<<<<

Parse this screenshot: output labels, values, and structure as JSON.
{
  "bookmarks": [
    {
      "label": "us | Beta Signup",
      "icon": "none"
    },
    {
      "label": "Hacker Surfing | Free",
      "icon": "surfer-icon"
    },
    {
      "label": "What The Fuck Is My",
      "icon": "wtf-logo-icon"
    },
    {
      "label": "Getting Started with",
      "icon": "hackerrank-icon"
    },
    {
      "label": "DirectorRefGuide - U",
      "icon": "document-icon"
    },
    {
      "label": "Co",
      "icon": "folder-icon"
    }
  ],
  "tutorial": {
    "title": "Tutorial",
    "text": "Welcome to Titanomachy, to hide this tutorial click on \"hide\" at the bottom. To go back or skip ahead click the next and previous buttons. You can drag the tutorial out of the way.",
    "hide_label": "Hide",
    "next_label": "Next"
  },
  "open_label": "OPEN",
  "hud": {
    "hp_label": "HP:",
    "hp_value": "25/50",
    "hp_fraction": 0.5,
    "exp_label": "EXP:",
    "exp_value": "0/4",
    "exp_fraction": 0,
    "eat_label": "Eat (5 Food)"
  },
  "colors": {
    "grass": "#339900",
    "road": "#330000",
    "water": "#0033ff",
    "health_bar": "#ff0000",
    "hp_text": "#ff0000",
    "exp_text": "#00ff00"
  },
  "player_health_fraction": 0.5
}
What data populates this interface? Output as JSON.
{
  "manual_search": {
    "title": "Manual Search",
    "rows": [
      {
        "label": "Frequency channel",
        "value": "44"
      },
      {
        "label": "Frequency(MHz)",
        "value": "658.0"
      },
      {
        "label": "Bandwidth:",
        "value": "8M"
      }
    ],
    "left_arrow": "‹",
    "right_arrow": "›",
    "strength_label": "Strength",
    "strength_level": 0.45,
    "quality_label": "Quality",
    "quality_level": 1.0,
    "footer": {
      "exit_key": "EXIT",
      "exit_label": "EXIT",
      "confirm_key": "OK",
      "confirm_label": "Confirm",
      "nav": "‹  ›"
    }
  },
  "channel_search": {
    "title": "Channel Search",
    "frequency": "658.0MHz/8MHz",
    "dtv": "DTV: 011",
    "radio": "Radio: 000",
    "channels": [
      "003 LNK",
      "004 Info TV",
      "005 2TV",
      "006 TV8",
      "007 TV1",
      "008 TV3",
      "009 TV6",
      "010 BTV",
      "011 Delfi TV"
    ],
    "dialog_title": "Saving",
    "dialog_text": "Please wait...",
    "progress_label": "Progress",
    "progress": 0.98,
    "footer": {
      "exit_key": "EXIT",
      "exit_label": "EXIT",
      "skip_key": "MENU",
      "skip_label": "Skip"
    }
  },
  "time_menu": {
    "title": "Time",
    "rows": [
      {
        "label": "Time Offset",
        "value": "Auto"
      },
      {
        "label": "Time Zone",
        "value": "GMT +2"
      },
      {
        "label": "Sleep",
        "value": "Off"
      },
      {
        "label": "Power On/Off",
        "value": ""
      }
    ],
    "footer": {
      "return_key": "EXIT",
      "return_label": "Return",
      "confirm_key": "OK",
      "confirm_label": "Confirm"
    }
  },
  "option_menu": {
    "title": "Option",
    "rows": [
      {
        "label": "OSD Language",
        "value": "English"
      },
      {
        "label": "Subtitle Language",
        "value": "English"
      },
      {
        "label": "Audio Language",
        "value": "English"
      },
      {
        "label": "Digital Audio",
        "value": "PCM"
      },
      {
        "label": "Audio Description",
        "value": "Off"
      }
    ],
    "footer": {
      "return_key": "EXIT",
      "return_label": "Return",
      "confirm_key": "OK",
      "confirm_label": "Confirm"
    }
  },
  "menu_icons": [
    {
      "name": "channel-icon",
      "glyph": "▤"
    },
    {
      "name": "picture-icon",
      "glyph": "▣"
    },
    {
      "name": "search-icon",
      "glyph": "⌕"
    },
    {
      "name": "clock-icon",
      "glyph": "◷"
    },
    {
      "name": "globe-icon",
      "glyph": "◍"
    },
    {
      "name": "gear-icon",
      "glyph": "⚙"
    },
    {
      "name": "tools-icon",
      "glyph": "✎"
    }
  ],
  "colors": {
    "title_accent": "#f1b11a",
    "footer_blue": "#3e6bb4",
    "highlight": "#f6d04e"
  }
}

>>>>

Type out the entries again, word for word.

Parse this screenshot: output labels, values, and structure as JSON.
{
  "bookmarks": [
    {
      "label": "us | Beta Signup",
      "icon": "none"
    },
    {
      "label": "Hacker Surfing | Free",
      "icon": "surfer-icon"
    },
    {
      "label": "What The Fuck Is My",
      "icon": "wtf-logo-icon"
    },
    {
      "label": "Getting Started with",
      "icon": "hackerrank-icon"
    },
    {
      "label": "DirectorRefGuide - U",
      "icon": "document-icon"
    },
    {
      "label": "Co",
      "icon": "folder-icon"
    }
  ],
  "tutorial": {
    "title": "Tutorial",
    "text": "Welcome to Titanomachy, to hide this tutorial click on \"hide\" at the bottom. To go back or skip ahead click the next and previous buttons. You can drag the tutorial out of the way.",
    "hide_label": "Hide",
    "next_label": "Next"
  },
  "open_label": "OPEN",
  "hud": {
    "hp_label": "HP:",
    "hp_value": "25/50",
    "hp_fraction": 0.5,
    "exp_label": "EXP:",
    "exp_value": "0/4",
    "exp_fraction": 0,
    "eat_label": "Eat (5 Food)"
  },
  "colors": {
    "grass": "#339900",
    "road": "#330000",
    "water": "#0033ff",
    "health_bar": "#ff0000",
    "hp_text": "#ff0000",
    "exp_text": "#00ff00"
  },
  "player_health_fraction": 0.5
}
What data populates this interface? Output as JSON.
{
  "manual_search": {
    "title": "Manual Search",
    "rows": [
      {
        "label": "Frequency channel",
        "value": "44"
      },
      {
        "label": "Frequency(MHz)",
        "value": "658.0"
      },
      {
        "label": "Bandwidth:",
        "value": "8M"
      }
    ],
    "left_arrow": "‹",
    "right_arrow": "›",
    "strength_label": "Strength",
    "strength_level": 0.45,
    "quality_label": "Quality",
    "quality_level": 1.0,
    "footer": {
      "exit_key": "EXIT",
      "exit_label": "EXIT",
      "confirm_key": "OK",
      "confirm_label": "Confirm",
      "nav": "‹  ›"
    }
  },
  "channel_search": {
    "title": "Channel Search",
    "frequency": "658.0MHz/8MHz",
    "dtv": "DTV: 011",
    "radio": "Radio: 000",
    "channels": [
      "003 LNK",
      "004 Info TV",
      "005 2TV",
      "006 TV8",
      "007 TV1",
      "008 TV3",
      "009 TV6",
      "010 BTV",
      "011 Delfi TV"
    ],
    "dialog_title": "Saving",
    "dialog_text": "Please wait...",
    "progress_label": "Progress",
    "progress": 0.98,
    "footer": {
      "exit_key": "EXIT",
      "exit_label": "EXIT",
      "skip_key": "MENU",
      "skip_label": "Skip"
    }
  },
  "time_menu": {
    "title": "Time",
    "rows": [
      {
        "label": "Time Offset",
        "value": "Auto"
      },
      {
        "label": "Time Zone",
        "value": "GMT +2"
      },
      {
        "label": "Sleep",
        "value": "Off"
      },
      {
        "label": "Power On/Off",
        "value": ""
      }
    ],
    "footer": {
      "return_key": "EXIT",
      "return_label": "Return",
      "confirm_key": "OK",
      "confirm_label": "Confirm"
    }
  },
  "option_menu": {
    "title": "Option",
    "rows": [
      {
        "label": "OSD Language",
        "value": "English"
      },
      {
        "label": "Subtitle Language",
        "value": "English"
      },
      {
        "label": "Audio Language",
        "value": "English"
      },
      {
        "label": "Digital Audio",
        "value": "PCM"
      },
      {
        "label": "Audio Description",
        "value": "Off"
      }
    ],
    "footer": {
      "return_key": "EXIT",
      "return_label": "Return",
      "confirm_key": "OK",
      "confirm_label": "Confirm"
    }
  },
  "menu_icons": [
    {
      "name": "channel-icon",
      "glyph": "▤"
    },
    {
      "name": "picture-icon",
      "glyph": "▣"
    },
    {
      "name": "search-icon",
      "glyph": "⌕"
    },
    {
      "name": "clock-icon",
      "glyph": "◷"
    },
    {
      "name": "globe-icon",
      "glyph": "◍"
    },
    {
      "name": "gear-icon",
      "glyph": "⚙"
    },
    {
      "name": "tools-icon",
      "glyph": "✎"
    }
  ],
  "colors": {
    "title_accent": "#f1b11a",
    "footer_blue": "#3e6bb4",
    "highlight": "#f6d04e"
  }
}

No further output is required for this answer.